REQUIRED TASK: Output all lines exactly, with nothing added or dropped.

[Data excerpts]
##############################

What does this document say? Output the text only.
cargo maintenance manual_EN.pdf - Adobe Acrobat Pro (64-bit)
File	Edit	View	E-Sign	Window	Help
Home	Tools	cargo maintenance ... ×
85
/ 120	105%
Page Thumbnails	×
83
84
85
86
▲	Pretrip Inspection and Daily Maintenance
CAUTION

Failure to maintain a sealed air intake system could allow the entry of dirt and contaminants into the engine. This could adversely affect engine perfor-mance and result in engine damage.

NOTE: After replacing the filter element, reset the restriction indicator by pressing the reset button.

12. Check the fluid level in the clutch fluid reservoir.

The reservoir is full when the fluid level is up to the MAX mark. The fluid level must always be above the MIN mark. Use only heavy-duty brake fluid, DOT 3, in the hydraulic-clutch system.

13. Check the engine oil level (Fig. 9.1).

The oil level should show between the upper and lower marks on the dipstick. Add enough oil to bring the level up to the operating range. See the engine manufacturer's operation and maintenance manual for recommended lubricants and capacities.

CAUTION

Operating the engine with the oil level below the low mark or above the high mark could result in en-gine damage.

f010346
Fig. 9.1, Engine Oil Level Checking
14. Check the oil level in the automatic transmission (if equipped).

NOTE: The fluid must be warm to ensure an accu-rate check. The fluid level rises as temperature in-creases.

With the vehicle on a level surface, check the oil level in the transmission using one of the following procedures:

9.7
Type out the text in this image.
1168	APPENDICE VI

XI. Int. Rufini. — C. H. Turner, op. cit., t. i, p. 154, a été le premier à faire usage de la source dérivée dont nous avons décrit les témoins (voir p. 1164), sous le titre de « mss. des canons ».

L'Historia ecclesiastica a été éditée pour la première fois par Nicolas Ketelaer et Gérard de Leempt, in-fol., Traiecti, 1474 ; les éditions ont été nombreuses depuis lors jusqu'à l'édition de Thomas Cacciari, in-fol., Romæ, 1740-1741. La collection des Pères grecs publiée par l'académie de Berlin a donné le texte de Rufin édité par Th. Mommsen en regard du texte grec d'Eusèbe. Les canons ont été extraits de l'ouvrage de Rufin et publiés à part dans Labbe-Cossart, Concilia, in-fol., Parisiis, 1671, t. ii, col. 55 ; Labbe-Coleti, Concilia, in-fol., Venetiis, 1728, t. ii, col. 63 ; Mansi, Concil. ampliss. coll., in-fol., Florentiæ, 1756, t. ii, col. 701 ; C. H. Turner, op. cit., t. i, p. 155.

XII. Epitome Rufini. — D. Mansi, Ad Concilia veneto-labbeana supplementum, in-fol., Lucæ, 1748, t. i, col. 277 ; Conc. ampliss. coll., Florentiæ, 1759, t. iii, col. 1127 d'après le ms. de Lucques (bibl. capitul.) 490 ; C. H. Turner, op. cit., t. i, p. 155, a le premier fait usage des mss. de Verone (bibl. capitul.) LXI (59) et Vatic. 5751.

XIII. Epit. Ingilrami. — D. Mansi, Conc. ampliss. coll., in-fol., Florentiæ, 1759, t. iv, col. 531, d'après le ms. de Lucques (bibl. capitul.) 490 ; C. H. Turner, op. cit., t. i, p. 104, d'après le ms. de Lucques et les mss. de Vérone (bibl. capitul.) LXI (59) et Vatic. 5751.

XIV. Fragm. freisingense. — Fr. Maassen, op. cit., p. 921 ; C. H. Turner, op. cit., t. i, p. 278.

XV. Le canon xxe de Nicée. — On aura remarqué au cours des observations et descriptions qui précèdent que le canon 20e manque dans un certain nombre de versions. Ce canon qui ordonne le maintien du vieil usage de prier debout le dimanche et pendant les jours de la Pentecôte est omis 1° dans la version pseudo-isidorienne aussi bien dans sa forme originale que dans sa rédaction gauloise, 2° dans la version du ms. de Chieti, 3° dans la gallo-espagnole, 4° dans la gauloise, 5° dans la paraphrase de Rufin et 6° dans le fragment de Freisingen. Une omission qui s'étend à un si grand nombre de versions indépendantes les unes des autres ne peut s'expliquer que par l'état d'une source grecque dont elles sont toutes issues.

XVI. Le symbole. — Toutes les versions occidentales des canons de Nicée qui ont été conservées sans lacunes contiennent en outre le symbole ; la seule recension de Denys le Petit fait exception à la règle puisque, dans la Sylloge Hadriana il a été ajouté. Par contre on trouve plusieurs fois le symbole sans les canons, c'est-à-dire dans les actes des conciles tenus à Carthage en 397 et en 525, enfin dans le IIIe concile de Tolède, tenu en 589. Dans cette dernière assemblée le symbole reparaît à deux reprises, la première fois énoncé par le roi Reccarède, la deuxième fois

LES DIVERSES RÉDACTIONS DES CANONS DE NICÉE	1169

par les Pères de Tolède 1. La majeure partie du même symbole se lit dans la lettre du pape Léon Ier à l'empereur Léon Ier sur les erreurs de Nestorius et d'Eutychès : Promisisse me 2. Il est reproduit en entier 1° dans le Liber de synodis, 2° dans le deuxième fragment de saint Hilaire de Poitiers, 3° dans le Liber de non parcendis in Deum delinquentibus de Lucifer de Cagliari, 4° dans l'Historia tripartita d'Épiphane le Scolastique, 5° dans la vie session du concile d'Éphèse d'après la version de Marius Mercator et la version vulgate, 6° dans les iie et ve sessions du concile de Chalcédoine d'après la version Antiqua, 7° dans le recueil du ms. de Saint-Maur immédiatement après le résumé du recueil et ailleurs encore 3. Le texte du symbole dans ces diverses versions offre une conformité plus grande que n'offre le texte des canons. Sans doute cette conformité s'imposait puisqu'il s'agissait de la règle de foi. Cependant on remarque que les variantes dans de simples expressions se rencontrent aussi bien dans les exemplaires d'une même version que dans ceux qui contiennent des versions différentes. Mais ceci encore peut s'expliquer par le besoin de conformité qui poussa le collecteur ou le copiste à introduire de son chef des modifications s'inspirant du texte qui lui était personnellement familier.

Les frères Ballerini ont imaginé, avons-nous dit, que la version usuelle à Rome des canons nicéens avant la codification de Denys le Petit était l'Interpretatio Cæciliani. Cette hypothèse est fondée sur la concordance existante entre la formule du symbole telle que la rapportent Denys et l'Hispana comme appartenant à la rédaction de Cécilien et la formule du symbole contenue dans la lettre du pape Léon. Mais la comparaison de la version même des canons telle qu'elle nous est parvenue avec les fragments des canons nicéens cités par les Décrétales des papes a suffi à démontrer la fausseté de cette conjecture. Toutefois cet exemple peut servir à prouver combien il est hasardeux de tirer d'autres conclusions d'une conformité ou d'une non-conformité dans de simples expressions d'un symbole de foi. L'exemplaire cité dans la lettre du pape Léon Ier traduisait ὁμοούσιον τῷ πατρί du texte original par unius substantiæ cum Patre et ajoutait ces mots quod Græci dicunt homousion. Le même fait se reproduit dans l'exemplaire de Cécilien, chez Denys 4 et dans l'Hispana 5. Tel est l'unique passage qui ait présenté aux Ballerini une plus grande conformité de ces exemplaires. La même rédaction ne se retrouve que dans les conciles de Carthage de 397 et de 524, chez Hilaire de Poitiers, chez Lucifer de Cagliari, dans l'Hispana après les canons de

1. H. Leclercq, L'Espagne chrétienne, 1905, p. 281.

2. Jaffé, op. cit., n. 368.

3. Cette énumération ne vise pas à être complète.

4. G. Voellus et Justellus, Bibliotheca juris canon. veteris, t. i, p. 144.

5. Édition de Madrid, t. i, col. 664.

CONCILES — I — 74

##############################

SOLVED EXERCISE:
What does this document say? Output the text only.
cargo maintenance manual_EN.pdf - Adobe Acrobat Pro (64-bit)
File	Edit	View	E-Sign	Window	Help
Home	Tools	cargo maintenance ... ×
85
/ 120	105%
Page Thumbnails	×
83
84
85
86
▲	Pretrip Inspection and Daily Maintenance
CAUTION

Failure to maintain a sealed air intake system could allow the entry of dirt and contaminants into the engine. This could adversely affect engine perfor-mance and result in engine damage.

NOTE: After replacing the filter element, reset the restriction indicator by pressing the reset button.

12. Check the fluid level in the clutch fluid reservoir.

The reservoir is full when the fluid level is up to the MAX mark. The fluid level must always be above the MIN mark. Use only heavy-duty brake fluid, DOT 3, in the hydraulic-clutch system.

13. Check the engine oil level (Fig. 9.1).

The oil level should show between the upper and lower marks on the dipstick. Add enough oil to bring the level up to the operating range. See the engine manufacturer's operation and maintenance manual for recommended lubricants and capacities.

CAUTION

Operating the engine with the oil level below the low mark or above the high mark could result in en-gine damage.

f010346
Fig. 9.1, Engine Oil Level Checking
14. Check the oil level in the automatic transmission (if equipped).

NOTE: The fluid must be warm to ensure an accu-rate check. The fluid level rises as temperature in-creases.

With the vehicle on a level surface, check the oil level in the transmission using one of the following procedures:

9.7
Type out the text in this image.
1168	APPENDICE VI

XI. Int. Rufini. — C. H. Turner, op. cit., t. i, p. 154, a été le premier à faire usage de la source dérivée dont nous avons décrit les témoins (voir p. 1164), sous le titre de « mss. des canons ».

L'Historia ecclesiastica a été éditée pour la première fois par Nicolas Ketelaer et Gérard de Leempt, in-fol., Traiecti, 1474 ; les éditions ont été nombreuses depuis lors jusqu'à l'édition de Thomas Cacciari, in-fol., Romæ, 1740-1741. La collection des Pères grecs publiée par l'académie de Berlin a donné le texte de Rufin édité par Th. Mommsen en regard du texte grec d'Eusèbe. Les canons ont été extraits de l'ouvrage de Rufin et publiés à part dans Labbe-Cossart, Concilia, in-fol., Parisiis, 1671, t. ii, col. 55 ; Labbe-Coleti, Concilia, in-fol., Venetiis, 1728, t. ii, col. 63 ; Mansi, Concil. ampliss. coll., in-fol., Florentiæ, 1756, t. ii, col. 701 ; C. H. Turner, op. cit., t. i, p. 155.

XII. Epitome Rufini. — D. Mansi, Ad Concilia veneto-labbeana supplementum, in-fol., Lucæ, 1748, t. i, col. 277 ; Conc. ampliss. coll., Florentiæ, 1759, t. iii, col. 1127 d'après le ms. de Lucques (bibl. capitul.) 490 ; C. H. Turner, op. cit., t. i, p. 155, a le premier fait usage des mss. de Verone (bibl. capitul.) LXI (59) et Vatic. 5751.

XIII. Epit. Ingilrami. — D. Mansi, Conc. ampliss. coll., in-fol., Florentiæ, 1759, t. iv, col. 531, d'après le ms. de Lucques (bibl. capitul.) 490 ; C. H. Turner, op. cit., t. i, p. 104, d'après le ms. de Lucques et les mss. de Vérone (bibl. capitul.) LXI (59) et Vatic. 5751.

XIV. Fragm. freisingense. — Fr. Maassen, op. cit., p. 921 ; C. H. Turner, op. cit., t. i, p. 278.

XV. Le canon xxe de Nicée. — On aura remarqué au cours des observations et descriptions qui précèdent que le canon 20e manque dans un certain nombre de versions. Ce canon qui ordonne le maintien du vieil usage de prier debout le dimanche et pendant les jours de la Pentecôte est omis 1° dans la version pseudo-isidorienne aussi bien dans sa forme originale que dans sa rédaction gauloise, 2° dans la version du ms. de Chieti, 3° dans la gallo-espagnole, 4° dans la gauloise, 5° dans la paraphrase de Rufin et 6° dans le fragment de Freisingen. Une omission qui s'étend à un si grand nombre de versions indépendantes les unes des autres ne peut s'expliquer que par l'état d'une source grecque dont elles sont toutes issues.

XVI. Le symbole. — Toutes les versions occidentales des canons de Nicée qui ont été conservées sans lacunes contiennent en outre le symbole ; la seule recension de Denys le Petit fait exception à la règle puisque, dans la Sylloge Hadriana il a été ajouté. Par contre on trouve plusieurs fois le symbole sans les canons, c'est-à-dire dans les actes des conciles tenus à Carthage en 397 et en 525, enfin dans le IIIe concile de Tolède, tenu en 589. Dans cette dernière assemblée le symbole reparaît à deux reprises, la première fois énoncé par le roi Reccarède, la deuxième fois

LES DIVERSES RÉDACTIONS DES CANONS DE NICÉE	1169

par les Pères de Tolède 1. La majeure partie du même symbole se lit dans la lettre du pape Léon Ier à l'empereur Léon Ier sur les erreurs de Nestorius et d'Eutychès : Promisisse me 2. Il est reproduit en entier 1° dans le Liber de synodis, 2° dans le deuxième fragment de saint Hilaire de Poitiers, 3° dans le Liber de non parcendis in Deum delinquentibus de Lucifer de Cagliari, 4° dans l'Historia tripartita d'Épiphane le Scolastique, 5° dans la vie session du concile d'Éphèse d'après la version de Marius Mercator et la version vulgate, 6° dans les iie et ve sessions du concile de Chalcédoine d'après la version Antiqua, 7° dans le recueil du ms. de Saint-Maur immédiatement après le résumé du recueil et ailleurs encore 3. Le texte du symbole dans ces diverses versions offre une conformité plus grande que n'offre le texte des canons. Sans doute cette conformité s'imposait puisqu'il s'agissait de la règle de foi. Cependant on remarque que les variantes dans de simples expressions se rencontrent aussi bien dans les exemplaires d'une même version que dans ceux qui contiennent des versions différentes. Mais ceci encore peut s'expliquer par le besoin de conformité qui poussa le collecteur ou le copiste à introduire de son chef des modifications s'inspirant du texte qui lui était personnellement familier.

Les frères Ballerini ont imaginé, avons-nous dit, que la version usuelle à Rome des canons nicéens avant la codification de Denys le Petit était l'Interpretatio Cæciliani. Cette hypothèse est fondée sur la concordance existante entre la formule du symbole telle que la rapportent Denys et l'Hispana comme appartenant à la rédaction de Cécilien et la formule du symbole contenue dans la lettre du pape Léon. Mais la comparaison de la version même des canons telle qu'elle nous est parvenue avec les fragments des canons nicéens cités par les Décrétales des papes a suffi à démontrer la fausseté de cette conjecture. Toutefois cet exemple peut servir à prouver combien il est hasardeux de tirer d'autres conclusions d'une conformité ou d'une non-conformité dans de simples expressions d'un symbole de foi. L'exemplaire cité dans la lettre du pape Léon Ier traduisait ὁμοούσιον τῷ πατρί du texte original par unius substantiæ cum Patre et ajoutait ces mots quod Græci dicunt homousion. Le même fait se reproduit dans l'exemplaire de Cécilien, chez Denys 4 et dans l'Hispana 5. Tel est l'unique passage qui ait présenté aux Ballerini une plus grande conformité de ces exemplaires. La même rédaction ne se retrouve que dans les conciles de Carthage de 397 et de 524, chez Hilaire de Poitiers, chez Lucifer de Cagliari, dans l'Hispana après les canons de

1. H. Leclercq, L'Espagne chrétienne, 1905, p. 281.

2. Jaffé, op. cit., n. 368.

3. Cette énumération ne vise pas à être complète.

4. G. Voellus et Justellus, Bibliotheca juris canon. veteris, t. i, p. 144.

5. Édition de Madrid, t. i, col. 664.

CONCILES — I — 74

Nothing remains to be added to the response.